• _INSTRUCTION_: Gather all lines containing the string "collisions" and copy them out.

• _SUPPLIED RECORDS_:

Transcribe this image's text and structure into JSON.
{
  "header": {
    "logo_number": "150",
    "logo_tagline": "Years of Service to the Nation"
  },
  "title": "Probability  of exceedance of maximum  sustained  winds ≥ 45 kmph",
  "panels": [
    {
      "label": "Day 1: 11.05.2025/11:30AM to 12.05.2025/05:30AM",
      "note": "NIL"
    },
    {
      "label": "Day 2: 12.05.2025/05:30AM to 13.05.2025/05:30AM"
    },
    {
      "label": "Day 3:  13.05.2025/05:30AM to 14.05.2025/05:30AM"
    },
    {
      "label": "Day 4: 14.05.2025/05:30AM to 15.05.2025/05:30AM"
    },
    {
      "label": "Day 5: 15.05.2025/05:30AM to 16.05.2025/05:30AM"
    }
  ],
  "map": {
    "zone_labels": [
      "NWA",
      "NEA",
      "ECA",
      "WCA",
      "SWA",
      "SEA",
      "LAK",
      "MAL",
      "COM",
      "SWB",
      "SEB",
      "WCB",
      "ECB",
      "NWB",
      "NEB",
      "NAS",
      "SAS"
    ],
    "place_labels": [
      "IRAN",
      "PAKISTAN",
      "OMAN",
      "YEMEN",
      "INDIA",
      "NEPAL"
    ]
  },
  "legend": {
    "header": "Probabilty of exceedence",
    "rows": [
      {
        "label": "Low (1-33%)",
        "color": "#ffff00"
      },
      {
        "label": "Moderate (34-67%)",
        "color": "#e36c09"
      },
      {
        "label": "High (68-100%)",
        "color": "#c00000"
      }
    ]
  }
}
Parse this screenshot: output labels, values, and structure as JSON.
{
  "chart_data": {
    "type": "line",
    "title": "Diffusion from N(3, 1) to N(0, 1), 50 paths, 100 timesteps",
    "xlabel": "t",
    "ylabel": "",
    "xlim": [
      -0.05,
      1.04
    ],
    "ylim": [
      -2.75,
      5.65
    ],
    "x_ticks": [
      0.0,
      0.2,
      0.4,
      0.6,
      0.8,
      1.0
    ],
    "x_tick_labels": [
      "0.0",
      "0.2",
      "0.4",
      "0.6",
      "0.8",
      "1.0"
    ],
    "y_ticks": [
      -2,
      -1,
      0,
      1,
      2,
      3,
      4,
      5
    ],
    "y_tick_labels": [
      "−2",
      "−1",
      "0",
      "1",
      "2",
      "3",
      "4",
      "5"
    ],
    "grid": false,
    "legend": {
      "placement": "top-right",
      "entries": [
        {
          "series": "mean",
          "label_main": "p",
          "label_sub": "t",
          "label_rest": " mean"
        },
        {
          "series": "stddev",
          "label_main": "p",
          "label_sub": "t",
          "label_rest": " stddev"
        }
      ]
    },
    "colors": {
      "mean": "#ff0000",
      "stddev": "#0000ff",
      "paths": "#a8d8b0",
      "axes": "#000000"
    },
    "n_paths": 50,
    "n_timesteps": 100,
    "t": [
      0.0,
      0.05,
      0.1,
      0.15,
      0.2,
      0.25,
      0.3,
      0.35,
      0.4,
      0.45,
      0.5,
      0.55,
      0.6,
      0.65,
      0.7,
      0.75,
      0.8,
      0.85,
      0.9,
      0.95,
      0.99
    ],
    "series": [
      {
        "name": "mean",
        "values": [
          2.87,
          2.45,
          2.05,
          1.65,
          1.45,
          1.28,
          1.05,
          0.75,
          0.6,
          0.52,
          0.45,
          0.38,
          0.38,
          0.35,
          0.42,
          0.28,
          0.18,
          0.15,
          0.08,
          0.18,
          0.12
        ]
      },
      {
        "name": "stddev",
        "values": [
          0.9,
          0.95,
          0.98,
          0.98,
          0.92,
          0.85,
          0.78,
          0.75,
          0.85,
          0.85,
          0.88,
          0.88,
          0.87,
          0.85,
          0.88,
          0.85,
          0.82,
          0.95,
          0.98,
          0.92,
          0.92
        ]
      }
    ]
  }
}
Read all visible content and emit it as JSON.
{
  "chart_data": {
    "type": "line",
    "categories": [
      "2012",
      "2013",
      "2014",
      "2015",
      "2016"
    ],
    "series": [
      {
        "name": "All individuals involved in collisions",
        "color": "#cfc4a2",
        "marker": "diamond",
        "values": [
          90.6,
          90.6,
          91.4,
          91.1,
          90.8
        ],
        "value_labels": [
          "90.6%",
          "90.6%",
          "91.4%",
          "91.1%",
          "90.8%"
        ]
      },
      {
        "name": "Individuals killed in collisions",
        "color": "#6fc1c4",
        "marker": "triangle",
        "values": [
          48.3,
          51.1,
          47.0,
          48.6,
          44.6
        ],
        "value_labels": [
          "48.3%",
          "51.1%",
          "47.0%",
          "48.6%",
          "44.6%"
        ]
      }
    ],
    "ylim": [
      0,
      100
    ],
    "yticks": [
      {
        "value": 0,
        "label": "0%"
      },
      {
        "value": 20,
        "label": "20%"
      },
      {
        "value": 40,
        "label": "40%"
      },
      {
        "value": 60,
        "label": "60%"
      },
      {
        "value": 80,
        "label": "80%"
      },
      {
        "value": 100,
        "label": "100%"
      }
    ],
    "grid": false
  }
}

• _COMPLETE ANSWER_:
        "name": "All individuals involved in collisions",
        "name": "Individuals killed in collisions",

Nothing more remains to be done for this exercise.